[Items listed in a dataset]
####################
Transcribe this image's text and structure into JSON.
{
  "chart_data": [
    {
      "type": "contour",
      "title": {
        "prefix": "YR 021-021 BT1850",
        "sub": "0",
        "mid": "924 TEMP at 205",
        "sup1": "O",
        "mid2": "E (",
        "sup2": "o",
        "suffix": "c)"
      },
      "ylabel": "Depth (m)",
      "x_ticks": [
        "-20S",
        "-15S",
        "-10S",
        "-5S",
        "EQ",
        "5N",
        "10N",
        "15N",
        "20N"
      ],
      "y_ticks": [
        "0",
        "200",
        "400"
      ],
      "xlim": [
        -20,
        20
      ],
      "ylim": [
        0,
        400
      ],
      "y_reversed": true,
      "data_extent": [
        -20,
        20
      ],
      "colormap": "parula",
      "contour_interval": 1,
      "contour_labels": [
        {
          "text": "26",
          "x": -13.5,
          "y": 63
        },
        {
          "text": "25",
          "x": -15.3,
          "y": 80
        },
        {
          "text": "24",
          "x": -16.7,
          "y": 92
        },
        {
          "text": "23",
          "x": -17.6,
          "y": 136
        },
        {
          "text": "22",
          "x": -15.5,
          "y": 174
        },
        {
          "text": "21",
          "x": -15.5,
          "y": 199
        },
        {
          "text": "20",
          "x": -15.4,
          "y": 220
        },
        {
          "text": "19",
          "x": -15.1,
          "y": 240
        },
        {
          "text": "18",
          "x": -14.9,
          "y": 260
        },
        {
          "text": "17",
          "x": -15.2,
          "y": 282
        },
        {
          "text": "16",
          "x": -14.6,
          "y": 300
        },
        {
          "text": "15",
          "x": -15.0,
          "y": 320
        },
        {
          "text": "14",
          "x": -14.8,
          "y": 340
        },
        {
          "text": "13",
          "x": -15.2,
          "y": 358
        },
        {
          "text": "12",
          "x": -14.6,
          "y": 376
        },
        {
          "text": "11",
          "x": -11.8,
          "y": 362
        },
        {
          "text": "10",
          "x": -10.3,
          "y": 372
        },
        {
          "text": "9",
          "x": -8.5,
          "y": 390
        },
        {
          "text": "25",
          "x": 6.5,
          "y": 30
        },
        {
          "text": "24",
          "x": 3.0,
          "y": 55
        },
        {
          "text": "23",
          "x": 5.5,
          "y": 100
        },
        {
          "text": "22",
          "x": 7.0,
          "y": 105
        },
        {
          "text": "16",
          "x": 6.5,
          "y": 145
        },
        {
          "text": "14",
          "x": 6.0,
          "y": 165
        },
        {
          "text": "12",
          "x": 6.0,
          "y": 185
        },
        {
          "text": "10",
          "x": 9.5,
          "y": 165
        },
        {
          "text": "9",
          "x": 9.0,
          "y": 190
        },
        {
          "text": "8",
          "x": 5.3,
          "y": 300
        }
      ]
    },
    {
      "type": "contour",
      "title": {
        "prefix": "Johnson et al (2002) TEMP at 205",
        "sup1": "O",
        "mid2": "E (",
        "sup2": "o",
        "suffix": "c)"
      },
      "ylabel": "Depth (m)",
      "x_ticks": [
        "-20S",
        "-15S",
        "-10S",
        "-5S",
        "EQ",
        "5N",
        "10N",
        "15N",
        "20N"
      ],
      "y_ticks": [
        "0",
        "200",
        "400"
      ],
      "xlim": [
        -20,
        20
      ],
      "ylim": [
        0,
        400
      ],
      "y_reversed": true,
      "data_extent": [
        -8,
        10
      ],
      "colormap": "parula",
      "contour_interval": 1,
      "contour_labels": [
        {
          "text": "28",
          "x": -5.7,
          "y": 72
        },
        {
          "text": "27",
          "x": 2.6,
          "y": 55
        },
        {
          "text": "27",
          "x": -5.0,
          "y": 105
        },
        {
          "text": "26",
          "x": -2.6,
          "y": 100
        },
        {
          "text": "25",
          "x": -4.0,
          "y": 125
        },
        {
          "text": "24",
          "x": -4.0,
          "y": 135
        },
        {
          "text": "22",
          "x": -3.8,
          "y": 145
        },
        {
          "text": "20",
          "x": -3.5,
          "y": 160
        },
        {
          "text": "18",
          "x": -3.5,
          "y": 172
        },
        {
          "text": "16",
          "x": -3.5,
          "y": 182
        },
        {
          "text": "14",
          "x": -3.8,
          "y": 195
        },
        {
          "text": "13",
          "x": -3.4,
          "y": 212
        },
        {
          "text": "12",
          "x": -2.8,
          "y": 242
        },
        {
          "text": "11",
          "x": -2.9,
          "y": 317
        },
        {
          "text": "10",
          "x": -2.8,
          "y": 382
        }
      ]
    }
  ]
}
####################
_What the exercise asks_
Find each line holding "prefix". Copy it out.

_Output of the exercise_
        "prefix": "YR 021-021 BT1850",
        "prefix": "Johnson et al (2002) TEMP at 205",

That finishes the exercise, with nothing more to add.